重组器的数据结构选择为list，每一个链表节点保存子串的起始索引，终止索引，string数据，链表节点顺序与区间范围顺序一致。insert操作主要分成两种情况：（1）到达数据在小于等于预期索引，则将该数据写入字节流，并写入后面连续的子串数据（2）到达数据在大于预期索引，则考虑是否需要暂存数据，而后检查list中子串位置关系，确保各子串存储数据范围不重叠

ps: 实现过程中我想要使得情况2的处理更加简洁，但一直想不到非常好的方法，最后直接遍历链表，不同位置关系分类讨论，懒得想更好的方法了，而且先写出来一个能过测试的demo也是便于进一步优化的，一昧空想意义不大。

问题

终止条件：

出现末尾子串标记且末尾子串前所有数据均写入字节流

1
2
3

if ( unassembler_string_.empty() && occur_last_string_ ) {
  output.close();
}

语法风格检查：

minnow/src/reassembler.cc:5:19: error: function ‘insert’ has cognitive complexity of 32 (threshold 25) [readability-function-cognitive-complexity,-warnings-as-errors]

将insert函数拆分为insert_bytestream函数与insert_tmp_buffer函数

测试通过截图

参考代码

#pragma once

#include "byte_stream.hh"

#include <list>
#include <string>

struct Substring
{
  // 左开右闭区间
  uint64_t start_index {};
  uint64_t end_index {};
  std::string data;
  Substring( uint64_t start, uint64_t end, std::string&& s )
    : start_index( start ), end_index( end ), data( std::move( s ) )
  {}
  Substring( Substring&& substr ) noexcept
    : start_index( substr.start_index ), end_index( substr.end_index ), data( std::move( substr.data ) )
  {}
  Substring& operator=( Substring&& substr ) noexcept
  {
    start_index = substr.start_index;
    end_index = substr.start_index;
    data = std::move( substr.data );
    return *this;
  }

  Substring() noexcept = default;
  ~Substring() noexcept = default;
  Substring( const Substring& ) noexcept = default;
  Substring& operator=( const Substring& ) noexcept = default;
};

class Reassembler
{
public:
  /*
   * Insert a new substring to be reassembled into a ByteStream.

▸ **任务**
逐字抄录上文重组器实现说明中自“struct Substring”起至“substr.data ) )”止的一段文字。

▸ **所供资料**

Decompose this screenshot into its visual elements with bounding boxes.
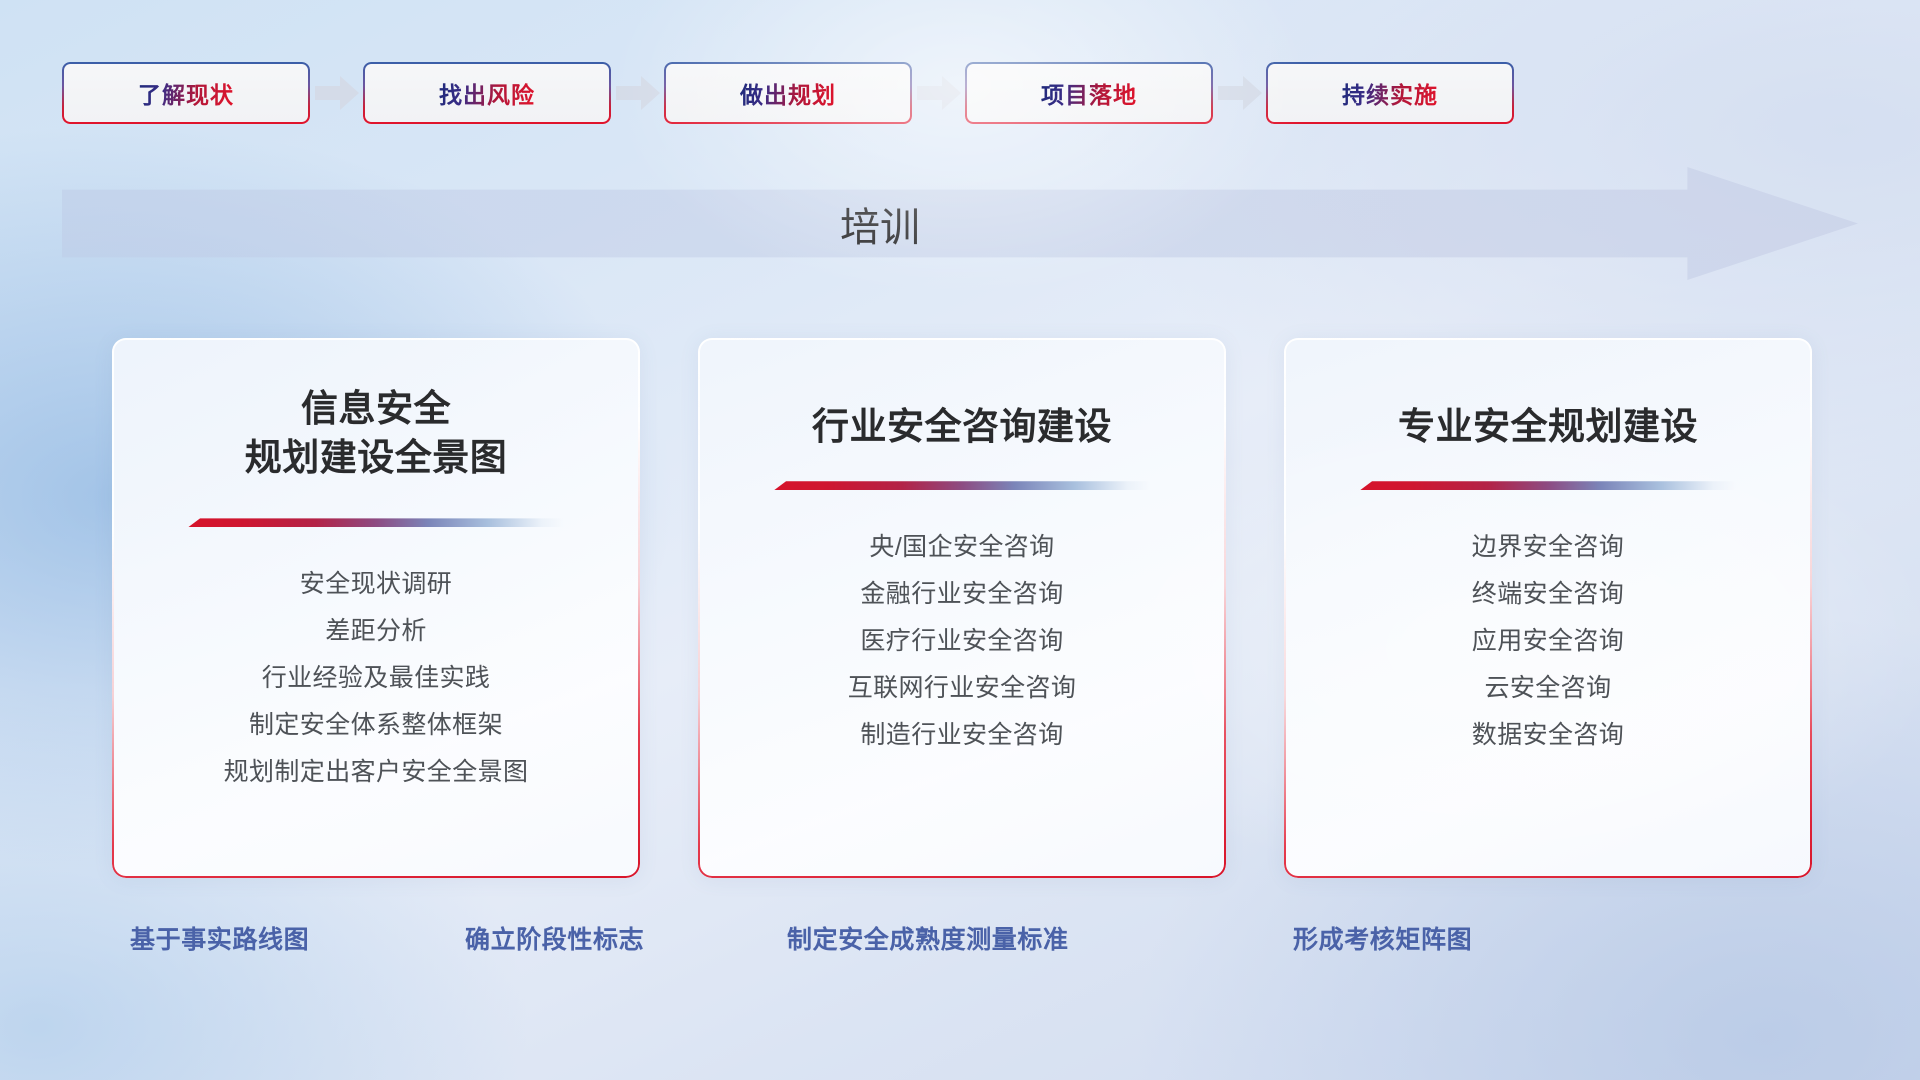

▸ **完成结果**
struct Substring
{
  // 左开右闭区间
  uint64_t start_index {};
  uint64_t end_index {};
  std::string data;
  Substring( uint64_t start, uint64_t end, std::string&& s )
    : start_index( start ), end_index( end ), data( std::move( s ) )
  {}
  Substring( Substring&& substr ) noexcept
    : start_index( substr.start_index ), end_index( substr.end_index ), data( std::move( substr.data ) )